- [Exercise aim]:
Give all of the lines again exactly as they read.

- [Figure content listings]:
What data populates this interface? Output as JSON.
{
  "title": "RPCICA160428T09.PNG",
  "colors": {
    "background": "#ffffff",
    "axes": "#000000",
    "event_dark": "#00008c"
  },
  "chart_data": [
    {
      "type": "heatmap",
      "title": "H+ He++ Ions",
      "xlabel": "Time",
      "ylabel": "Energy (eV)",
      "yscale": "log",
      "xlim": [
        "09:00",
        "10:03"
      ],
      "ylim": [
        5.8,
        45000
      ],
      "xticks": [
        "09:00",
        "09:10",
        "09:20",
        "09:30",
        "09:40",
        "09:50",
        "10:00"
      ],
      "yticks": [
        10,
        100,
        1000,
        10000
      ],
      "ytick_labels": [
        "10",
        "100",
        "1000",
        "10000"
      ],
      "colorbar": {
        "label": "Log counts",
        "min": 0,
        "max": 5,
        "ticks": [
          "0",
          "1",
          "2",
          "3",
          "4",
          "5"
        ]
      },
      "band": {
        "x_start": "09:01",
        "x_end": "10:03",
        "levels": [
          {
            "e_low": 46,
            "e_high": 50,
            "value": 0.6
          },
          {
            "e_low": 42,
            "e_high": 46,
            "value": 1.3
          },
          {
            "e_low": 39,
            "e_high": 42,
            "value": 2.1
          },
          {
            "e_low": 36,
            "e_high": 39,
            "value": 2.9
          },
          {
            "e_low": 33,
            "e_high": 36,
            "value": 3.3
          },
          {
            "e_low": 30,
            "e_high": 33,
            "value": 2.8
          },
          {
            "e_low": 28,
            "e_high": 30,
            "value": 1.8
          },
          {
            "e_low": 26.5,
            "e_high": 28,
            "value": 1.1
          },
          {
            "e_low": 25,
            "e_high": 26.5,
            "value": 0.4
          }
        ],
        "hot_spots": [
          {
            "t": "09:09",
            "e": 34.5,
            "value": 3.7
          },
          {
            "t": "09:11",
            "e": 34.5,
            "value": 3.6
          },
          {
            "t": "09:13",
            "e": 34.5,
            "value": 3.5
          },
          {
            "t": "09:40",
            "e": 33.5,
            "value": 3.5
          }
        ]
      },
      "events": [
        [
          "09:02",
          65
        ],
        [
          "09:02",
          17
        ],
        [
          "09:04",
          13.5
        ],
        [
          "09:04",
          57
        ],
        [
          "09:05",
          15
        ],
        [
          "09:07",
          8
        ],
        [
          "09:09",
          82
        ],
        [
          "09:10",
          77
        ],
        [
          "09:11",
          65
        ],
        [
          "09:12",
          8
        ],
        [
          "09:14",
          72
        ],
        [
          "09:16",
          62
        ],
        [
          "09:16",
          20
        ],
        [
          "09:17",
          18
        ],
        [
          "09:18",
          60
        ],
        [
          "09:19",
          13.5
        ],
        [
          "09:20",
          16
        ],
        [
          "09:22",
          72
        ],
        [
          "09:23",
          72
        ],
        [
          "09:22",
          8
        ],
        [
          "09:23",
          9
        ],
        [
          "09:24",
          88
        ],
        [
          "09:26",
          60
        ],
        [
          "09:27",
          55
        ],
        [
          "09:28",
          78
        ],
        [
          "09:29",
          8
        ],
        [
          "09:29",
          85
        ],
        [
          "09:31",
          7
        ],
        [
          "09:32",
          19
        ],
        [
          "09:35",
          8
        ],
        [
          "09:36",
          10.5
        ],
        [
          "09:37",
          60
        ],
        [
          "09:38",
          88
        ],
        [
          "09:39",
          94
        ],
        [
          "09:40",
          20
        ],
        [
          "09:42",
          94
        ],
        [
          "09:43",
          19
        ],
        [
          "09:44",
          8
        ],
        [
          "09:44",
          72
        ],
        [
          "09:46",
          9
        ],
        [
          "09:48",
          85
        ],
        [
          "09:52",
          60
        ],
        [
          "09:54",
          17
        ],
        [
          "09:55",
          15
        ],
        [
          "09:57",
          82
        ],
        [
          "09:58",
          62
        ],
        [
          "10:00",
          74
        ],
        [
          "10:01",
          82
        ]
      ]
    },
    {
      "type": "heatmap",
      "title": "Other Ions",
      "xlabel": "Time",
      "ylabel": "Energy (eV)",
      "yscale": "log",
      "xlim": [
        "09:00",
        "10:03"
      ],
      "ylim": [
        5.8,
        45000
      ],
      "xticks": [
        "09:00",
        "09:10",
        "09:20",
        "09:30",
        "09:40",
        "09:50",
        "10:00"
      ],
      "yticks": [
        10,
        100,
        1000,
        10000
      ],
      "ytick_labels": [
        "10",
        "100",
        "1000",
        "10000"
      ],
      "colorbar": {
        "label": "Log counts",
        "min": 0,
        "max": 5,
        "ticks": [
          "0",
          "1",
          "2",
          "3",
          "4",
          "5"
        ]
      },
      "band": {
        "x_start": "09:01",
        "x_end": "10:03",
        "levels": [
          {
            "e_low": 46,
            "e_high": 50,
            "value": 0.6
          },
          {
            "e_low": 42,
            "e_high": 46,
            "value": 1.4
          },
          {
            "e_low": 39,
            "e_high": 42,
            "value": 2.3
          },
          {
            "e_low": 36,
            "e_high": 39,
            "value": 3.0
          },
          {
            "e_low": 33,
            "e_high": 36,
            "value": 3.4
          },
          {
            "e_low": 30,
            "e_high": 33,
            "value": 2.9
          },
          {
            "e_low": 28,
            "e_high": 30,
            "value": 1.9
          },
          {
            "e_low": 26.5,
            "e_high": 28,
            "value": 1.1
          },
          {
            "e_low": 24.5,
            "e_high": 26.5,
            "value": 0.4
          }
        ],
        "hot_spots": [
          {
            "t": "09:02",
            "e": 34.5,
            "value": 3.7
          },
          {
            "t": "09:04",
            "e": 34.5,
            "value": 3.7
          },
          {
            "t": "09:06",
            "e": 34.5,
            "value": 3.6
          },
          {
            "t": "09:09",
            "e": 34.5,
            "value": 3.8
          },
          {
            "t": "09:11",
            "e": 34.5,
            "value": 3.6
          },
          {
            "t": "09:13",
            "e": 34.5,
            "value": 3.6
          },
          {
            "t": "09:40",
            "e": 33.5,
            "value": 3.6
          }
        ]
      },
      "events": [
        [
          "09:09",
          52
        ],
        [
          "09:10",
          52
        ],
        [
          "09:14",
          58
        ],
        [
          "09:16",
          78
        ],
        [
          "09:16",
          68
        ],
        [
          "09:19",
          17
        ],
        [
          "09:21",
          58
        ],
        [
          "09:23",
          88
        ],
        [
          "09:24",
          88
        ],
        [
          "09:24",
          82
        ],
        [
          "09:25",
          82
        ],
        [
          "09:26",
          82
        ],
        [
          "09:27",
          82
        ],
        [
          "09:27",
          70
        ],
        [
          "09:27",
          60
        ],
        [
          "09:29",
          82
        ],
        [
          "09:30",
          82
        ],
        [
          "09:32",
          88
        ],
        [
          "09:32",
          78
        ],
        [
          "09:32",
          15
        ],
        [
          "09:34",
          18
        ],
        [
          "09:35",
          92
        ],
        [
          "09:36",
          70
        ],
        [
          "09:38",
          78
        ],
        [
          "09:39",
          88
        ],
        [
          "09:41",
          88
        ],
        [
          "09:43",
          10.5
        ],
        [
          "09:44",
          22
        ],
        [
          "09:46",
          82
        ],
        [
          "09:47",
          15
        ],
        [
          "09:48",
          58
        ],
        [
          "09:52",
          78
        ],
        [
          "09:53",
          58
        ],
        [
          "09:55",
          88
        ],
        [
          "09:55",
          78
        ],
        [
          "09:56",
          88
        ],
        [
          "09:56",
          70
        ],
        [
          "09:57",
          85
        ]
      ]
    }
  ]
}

- [Final result]:
What data populates this interface? Output as JSON.
{
  "title": "RPCICA160428T09.PNG",
  "colors": {
    "background": "#ffffff",
    "axes": "#000000",
    "event_dark": "#00008c"
  },
  "chart_data": [
    {
      "type": "heatmap",
      "title": "H+ He++ Ions",
      "xlabel": "Time",
      "ylabel": "Energy (eV)",
      "yscale": "log",
      "xlim": [
        "09:00",
        "10:03"
      ],
      "ylim": [
        5.8,
        45000
      ],
      "xticks": [
        "09:00",
        "09:10",
        "09:20",
        "09:30",
        "09:40",
        "09:50",
        "10:00"
      ],
      "yticks": [
        10,
        100,
        1000,
        10000
      ],
      "ytick_labels": [
        "10",
        "100",
        "1000",
        "10000"
      ],
      "colorbar": {
        "label": "Log counts",
        "min": 0,
        "max": 5,
        "ticks": [
          "0",
          "1",
          "2",
          "3",
          "4",
          "5"
        ]
      },
      "band": {
        "x_start": "09:01",
        "x_end": "10:03",
        "levels": [
          {
            "e_low": 46,
            "e_high": 50,
            "value": 0.6
          },
          {
            "e_low": 42,
            "e_high": 46,
            "value": 1.3
          },
          {
            "e_low": 39,
            "e_high": 42,
            "value": 2.1
          },
          {
            "e_low": 36,
            "e_high": 39,
            "value": 2.9
          },
          {
            "e_low": 33,
            "e_high": 36,
            "value": 3.3
          },
          {
            "e_low": 30,
            "e_high": 33,
            "value": 2.8
          },
          {
            "e_low": 28,
            "e_high": 30,
            "value": 1.8
          },
          {
            "e_low": 26.5,
            "e_high": 28,
            "value": 1.1
          },
          {
            "e_low": 25,
            "e_high": 26.5,
            "value": 0.4
          }
        ],
        "hot_spots": [
          {
            "t": "09:09",
            "e": 34.5,
            "value": 3.7
          },
          {
            "t": "09:11",
            "e": 34.5,
            "value": 3.6
          },
          {
            "t": "09:13",
            "e": 34.5,
            "value": 3.5
          },
          {
            "t": "09:40",
            "e": 33.5,
            "value": 3.5
          }
        ]
      },
      "events": [
        [
          "09:02",
          65
        ],
        [
          "09:02",
          17
        ],
        [
          "09:04",
          13.5
        ],
        [
          "09:04",
          57
        ],
        [
          "09:05",
          15
        ],
        [
          "09:07",
          8
        ],
        [
          "09:09",
          82
        ],
        [
          "09:10",
          77
        ],
        [
          "09:11",
          65
        ],
        [
          "09:12",
          8
        ],
        [
          "09:14",
          72
        ],
        [
          "09:16",
          62
        ],
        [
          "09:16",
          20
        ],
        [
          "09:17",
          18
        ],
        [
          "09:18",
          60
        ],
        [
          "09:19",
          13.5
        ],
        [
          "09:20",
          16
        ],
        [
          "09:22",
          72
        ],
        [
          "09:23",
          72
        ],
        [
          "09:22",
          8
        ],
        [
          "09:23",
          9
        ],
        [
          "09:24",
          88
        ],
        [
          "09:26",
          60
        ],
        [
          "09:27",
          55
        ],
        [
          "09:28",
          78
        ],
        [
          "09:29",
          8
        ],
        [
          "09:29",
          85
        ],
        [
          "09:31",
          7
        ],
        [
          "09:32",
          19
        ],
        [
          "09:35",
          8
        ],
        [
          "09:36",
          10.5
        ],
        [
          "09:37",
          60
        ],
        [
          "09:38",
          88
        ],
        [
          "09:39",
          94
        ],
        [
          "09:40",
          20
        ],
        [
          "09:42",
          94
        ],
        [
          "09:43",
          19
        ],
        [
          "09:44",
          8
        ],
        [
          "09:44",
          72
        ],
        [
          "09:46",
          9
        ],
        [
          "09:48",
          85
        ],
        [
          "09:52",
          60
        ],
        [
          "09:54",
          17
        ],
        [
          "09:55",
          15
        ],
        [
          "09:57",
          82
        ],
        [
          "09:58",
          62
        ],
        [
          "10:00",
          74
        ],
        [
          "10:01",
          82
        ]
      ]
    },
    {
      "type": "heatmap",
      "title": "Other Ions",
      "xlabel": "Time",
      "ylabel": "Energy (eV)",
      "yscale": "log",
      "xlim": [
        "09:00",
        "10:03"
      ],
      "ylim": [
        5.8,
        45000
      ],
      "xticks": [
        "09:00",
        "09:10",
        "09:20",
        "09:30",
        "09:40",
        "09:50",
        "10:00"
      ],
      "yticks": [
        10,
        100,
        1000,
        10000
      ],
      "ytick_labels": [
        "10",
        "100",
        "1000",
        "10000"
      ],
      "colorbar": {
        "label": "Log counts",
        "min": 0,
        "max": 5,
        "ticks": [
          "0",
          "1",
          "2",
          "3",
          "4",
          "5"
        ]
      },
      "band": {
        "x_start": "09:01",
        "x_end": "10:03",
        "levels": [
          {
            "e_low": 46,
            "e_high": 50,
            "value": 0.6
          },
          {
            "e_low": 42,
            "e_high": 46,
            "value": 1.4
          },
          {
            "e_low": 39,
            "e_high": 42,
            "value": 2.3
          },
          {
            "e_low": 36,
            "e_high": 39,
            "value": 3.0
          },
          {
            "e_low": 33,
            "e_high": 36,
            "value": 3.4
          },
          {
            "e_low": 30,
            "e_high": 33,
            "value": 2.9
          },
          {
            "e_low": 28,
            "e_high": 30,
            "value": 1.9
          },
          {
            "e_low": 26.5,
            "e_high": 28,
            "value": 1.1
          },
          {
            "e_low": 24.5,
            "e_high": 26.5,
            "value": 0.4
          }
        ],
        "hot_spots": [
          {
            "t": "09:02",
            "e": 34.5,
            "value": 3.7
          },
          {
            "t": "09:04",
            "e": 34.5,
            "value": 3.7
          },
          {
            "t": "09:06",
            "e": 34.5,
            "value": 3.6
          },
          {
            "t": "09:09",
            "e": 34.5,
            "value": 3.8
          },
          {
            "t": "09:11",
            "e": 34.5,
            "value": 3.6
          },
          {
            "t": "09:13",
            "e": 34.5,
            "value": 3.6
          },
          {
            "t": "09:40",
            "e": 33.5,
            "value": 3.6
          }
        ]
      },
      "events": [
        [
          "09:09",
          52
        ],
        [
          "09:10",
          52
        ],
        [
          "09:14",
          58
        ],
        [
          "09:16",
          78
        ],
        [
          "09:16",
          68
        ],
        [
          "09:19",
          17
        ],
        [
          "09:21",
          58
        ],
        [
          "09:23",
          88
        ],
        [
          "09:24",
          88
        ],
        [
          "09:24",
          82
        ],
        [
          "09:25",
          82
        ],
        [
          "09:26",
          82
        ],
        [
          "09:27",
          82
        ],
        [
          "09:27",
          70
        ],
        [
          "09:27",
          60
        ],
        [
          "09:29",
          82
        ],
        [
          "09:30",
          82
        ],
        [
          "09:32",
          88
        ],
        [
          "09:32",
          78
        ],
        [
          "09:32",
          15
        ],
        [
          "09:34",
          18
        ],
        [
          "09:35",
          92
        ],
        [
          "09:36",
          70
        ],
        [
          "09:38",
          78
        ],
        [
          "09:39",
          88
        ],
        [
          "09:41",
          88
        ],
        [
          "09:43",
          10.5
        ],
        [
          "09:44",
          22
        ],
        [
          "09:46",
          82
        ],
        [
          "09:47",
          15
        ],
        [
          "09:48",
          58
        ],
        [
          "09:52",
          78
        ],
        [
          "09:53",
          58
        ],
        [
          "09:55",
          88
        ],
        [
          "09:55",
          78
        ],
        [
          "09:56",
          88
        ],
        [
          "09:56",
          70
        ],
        [
          "09:57",
          85
        ]
      ]
    }
  ]
}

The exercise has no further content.